● Exercise task: Each line of the material must be repeated precisely, with the pictures left out.

● Dataset entries:
^^^^

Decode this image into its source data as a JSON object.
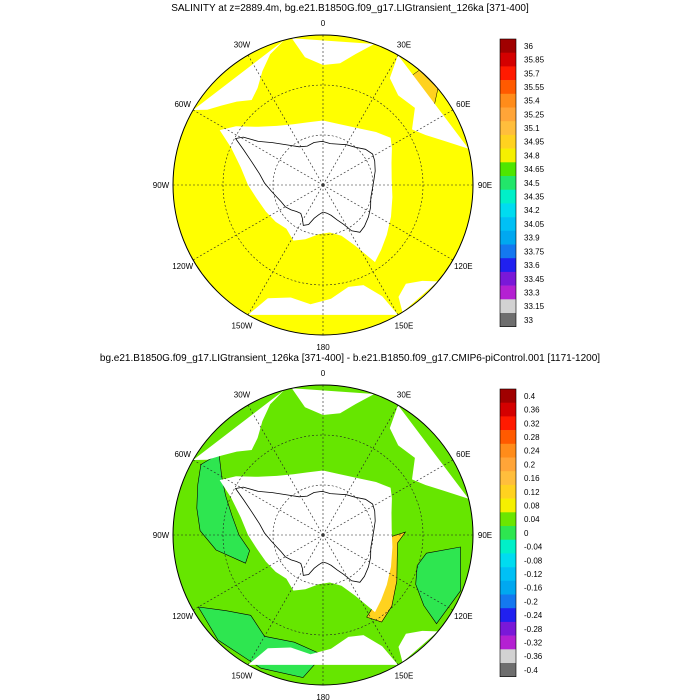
{
  "panels": [
    {
      "id": "top",
      "title": "SALINITY at z=2889.4m, bg.e21.B1850G.f09_g17.LIGtransient_126ka [371-400]",
      "lon_labels": [
        "0",
        "30E",
        "60E",
        "90E",
        "120E",
        "150E",
        "180",
        "150W",
        "120W",
        "90W",
        "60W",
        "30W"
      ],
      "colorbar": {
        "labels": [
          "36",
          "35.85",
          "35.7",
          "35.55",
          "35.4",
          "35.25",
          "35.1",
          "34.95",
          "34.8",
          "34.65",
          "34.5",
          "34.35",
          "34.2",
          "34.05",
          "33.9",
          "33.75",
          "33.6",
          "33.45",
          "33.3",
          "33.15",
          "33"
        ],
        "colors": [
          "#a00000",
          "#d40000",
          "#ff1a00",
          "#ff5a00",
          "#ff8c1a",
          "#ffa538",
          "#ffbe3c",
          "#ffd21f",
          "#f5f000",
          "#4ee600",
          "#22e66a",
          "#00f0c8",
          "#00dcf0",
          "#00c0f5",
          "#00a8f0",
          "#1478f0",
          "#2020f0",
          "#7a18d8",
          "#b420d2",
          "#d2d2d2",
          "#6e6e6e"
        ]
      },
      "field": {
        "dominant_color": "#ffff00",
        "dominant_value_range": [
          34.8,
          34.95
        ]
      }
    },
    {
      "id": "bottom",
      "title": "bg.e21.B1850G.f09_g17.LIGtransient_126ka [371-400] - b.e21.B1850.f09_g17.CMIP6-piControl.001 [1171-1200]",
      "lon_labels": [
        "0",
        "30E",
        "60E",
        "90E",
        "120E",
        "150E",
        "180",
        "150W",
        "120W",
        "90W",
        "60W",
        "30W"
      ],
      "colorbar": {
        "labels": [
          "0.4",
          "0.36",
          "0.32",
          "0.28",
          "0.24",
          "0.2",
          "0.16",
          "0.12",
          "0.08",
          "0.04",
          "0",
          "-0.04",
          "-0.08",
          "-0.12",
          "-0.16",
          "-0.2",
          "-0.24",
          "-0.28",
          "-0.32",
          "-0.36",
          "-0.4"
        ],
        "colors": [
          "#a00000",
          "#d40000",
          "#ff1a00",
          "#ff5a00",
          "#ff8c1a",
          "#ffa538",
          "#ffbe3c",
          "#ffd21f",
          "#f5f000",
          "#6be600",
          "#2ee650",
          "#00f0c8",
          "#00dcf0",
          "#00c0f5",
          "#00a8f0",
          "#1478f0",
          "#2020f0",
          "#7a18d8",
          "#b420d2",
          "#d2d2d2",
          "#6e6e6e"
        ]
      },
      "field": {
        "dominant_color": "#66e600",
        "secondary_color": "#2ee650",
        "positive_color": "#ffd21f",
        "dominant_value_range": [
          0.04,
          0.08
        ]
      }
    }
  ]
}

^^^^

● Right answer:
Decode this image into its source data as a JSON object.
{
  "panels": [
    {
      "id": "top",
      "title": "SALINITY at z=2889.4m, bg.e21.B1850G.f09_g17.LIGtransient_126ka [371-400]",
      "lon_labels": [
        "0",
        "30E",
        "60E",
        "90E",
        "120E",
        "150E",
        "180",
        "150W",
        "120W",
        "90W",
        "60W",
        "30W"
      ],
      "colorbar": {
        "labels": [
          "36",
          "35.85",
          "35.7",
          "35.55",
          "35.4",
          "35.25",
          "35.1",
          "34.95",
          "34.8",
          "34.65",
          "34.5",
          "34.35",
          "34.2",
          "34.05",
          "33.9",
          "33.75",
          "33.6",
          "33.45",
          "33.3",
          "33.15",
          "33"
        ],
        "colors": [
          "#a00000",
          "#d40000",
          "#ff1a00",
          "#ff5a00",
          "#ff8c1a",
          "#ffa538",
          "#ffbe3c",
          "#ffd21f",
          "#f5f000",
          "#4ee600",
          "#22e66a",
          "#00f0c8",
          "#00dcf0",
          "#00c0f5",
          "#00a8f0",
          "#1478f0",
          "#2020f0",
          "#7a18d8",
          "#b420d2",
          "#d2d2d2",
          "#6e6e6e"
        ]
      },
      "field": {
        "dominant_color": "#ffff00",
        "dominant_value_range": [
          34.8,
          34.95
        ]
      }
    },
    {
      "id": "bottom",
      "title": "bg.e21.B1850G.f09_g17.LIGtransient_126ka [371-400] - b.e21.B1850.f09_g17.CMIP6-piControl.001 [1171-1200]",
      "lon_labels": [
        "0",
        "30E",
        "60E",
        "90E",
        "120E",
        "150E",
        "180",
        "150W",
        "120W",
        "90W",
        "60W",
        "30W"
      ],
      "colorbar": {
        "labels": [
          "0.4",
          "0.36",
          "0.32",
          "0.28",
          "0.24",
          "0.2",
          "0.16",
          "0.12",
          "0.08",
          "0.04",
          "0",
          "-0.04",
          "-0.08",
          "-0.12",
          "-0.16",
          "-0.2",
          "-0.24",
          "-0.28",
          "-0.32",
          "-0.36",
          "-0.4"
        ],
        "colors": [
          "#a00000",
          "#d40000",
          "#ff1a00",
          "#ff5a00",
          "#ff8c1a",
          "#ffa538",
          "#ffbe3c",
          "#ffd21f",
          "#f5f000",
          "#6be600",
          "#2ee650",
          "#00f0c8",
          "#00dcf0",
          "#00c0f5",
          "#00a8f0",
          "#1478f0",
          "#2020f0",
          "#7a18d8",
          "#b420d2",
          "#d2d2d2",
          "#6e6e6e"
        ]
      },
      "field": {
        "dominant_color": "#66e600",
        "secondary_color": "#2ee650",
        "positive_color": "#ffd21f",
        "dominant_value_range": [
          0.04,
          0.08
        ]
      }
    }
  ]
}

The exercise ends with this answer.